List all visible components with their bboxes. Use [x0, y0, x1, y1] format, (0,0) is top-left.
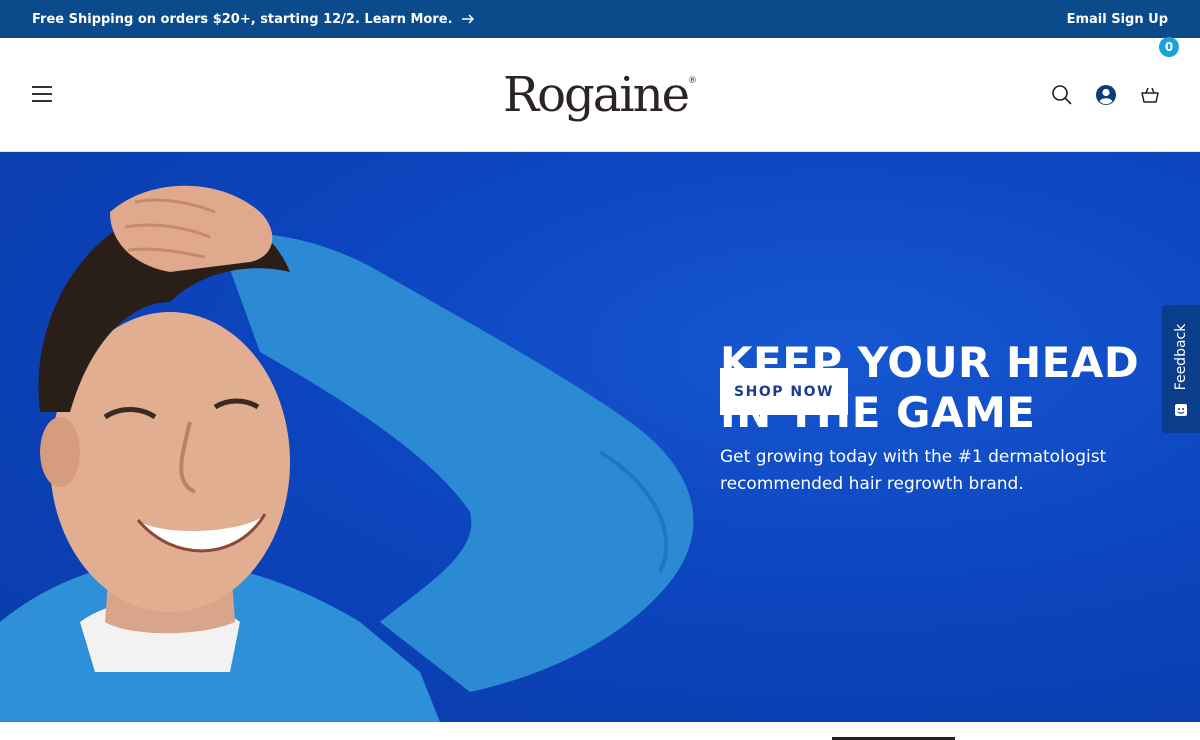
hero-subtitle: Get growing today with the #1 dermatolog… [720, 447, 1107, 494]
feedback-label: Feedback [1173, 323, 1189, 391]
email-signup-link[interactable]: Email Sign Up [1067, 12, 1168, 27]
hero-man-photo [0, 185, 694, 722]
site-header: Rogaine ® [0, 38, 1200, 152]
shipping-promo-link[interactable]: Free Shipping on orders $20+, starting 1… [32, 12, 475, 27]
menu-icon[interactable] [32, 85, 52, 103]
cart-icon[interactable] [1139, 84, 1161, 106]
hero-banner: KEEP YOUR HEAD IN THE GAME Get growing t… [0, 152, 1200, 722]
account-icon[interactable] [1095, 84, 1117, 106]
cart-count-badge: 0 [1159, 37, 1179, 57]
arrow-right-icon [461, 14, 474, 24]
hero-text-block: KEEP YOUR HEAD IN THE GAME Get growing t… [720, 338, 1140, 498]
search-icon[interactable] [1051, 84, 1073, 106]
feedback-icon [1175, 404, 1187, 416]
shop-now-button[interactable]: SHOP NOW [720, 368, 848, 415]
rogaine-logo[interactable]: Rogaine ® [500, 62, 700, 128]
shipping-promo-text: Free Shipping on orders $20+, starting 1… [32, 11, 453, 27]
feedback-tab[interactable]: Feedback [1162, 305, 1200, 433]
logo-wordmark: Rogaine [502, 67, 690, 123]
logo-registered-mark: ® [688, 76, 698, 86]
below-hero-strip [0, 722, 1200, 740]
announcement-bar: Free Shipping on orders $20+, starting 1… [0, 0, 1200, 38]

● The task
Please transcribe the material above line for line, keeping every character and bracket as it stands, and leave any picture out of your answer.

● Output
List all visible components with their bboxes. Use [x0, y0, x1, y1] format, (0,0) is top-left.
hero-subtitle: Get growing today with the #1 dermatolog… [720, 447, 1107, 494]
feedback-label: Feedback [1173, 323, 1189, 391]
email-signup-link[interactable]: Email Sign Up [1067, 12, 1168, 27]
hero-man-photo [0, 185, 694, 722]
site-header: Rogaine ® [0, 38, 1200, 152]
shipping-promo-link[interactable]: Free Shipping on orders $20+, starting 1… [32, 12, 475, 27]
menu-icon[interactable] [32, 85, 52, 103]
cart-icon[interactable] [1139, 84, 1161, 106]
hero-banner: KEEP YOUR HEAD IN THE GAME Get growing t… [0, 152, 1200, 722]
account-icon[interactable] [1095, 84, 1117, 106]
cart-count-badge: 0 [1159, 37, 1179, 57]
arrow-right-icon [461, 14, 474, 24]
hero-text-block: KEEP YOUR HEAD IN THE GAME Get growing t… [720, 338, 1140, 498]
search-icon[interactable] [1051, 84, 1073, 106]
feedback-icon [1175, 404, 1187, 416]
shop-now-button[interactable]: SHOP NOW [720, 368, 848, 415]
rogaine-logo[interactable]: Rogaine ® [500, 62, 700, 128]
shipping-promo-text: Free Shipping on orders $20+, starting 1… [32, 11, 453, 27]
feedback-tab[interactable]: Feedback [1162, 305, 1200, 433]
logo-wordmark: Rogaine [502, 67, 690, 123]
logo-registered-mark: ® [688, 76, 698, 86]
below-hero-strip [0, 722, 1200, 740]
announcement-bar: Free Shipping on orders $20+, starting 1… [0, 0, 1200, 38]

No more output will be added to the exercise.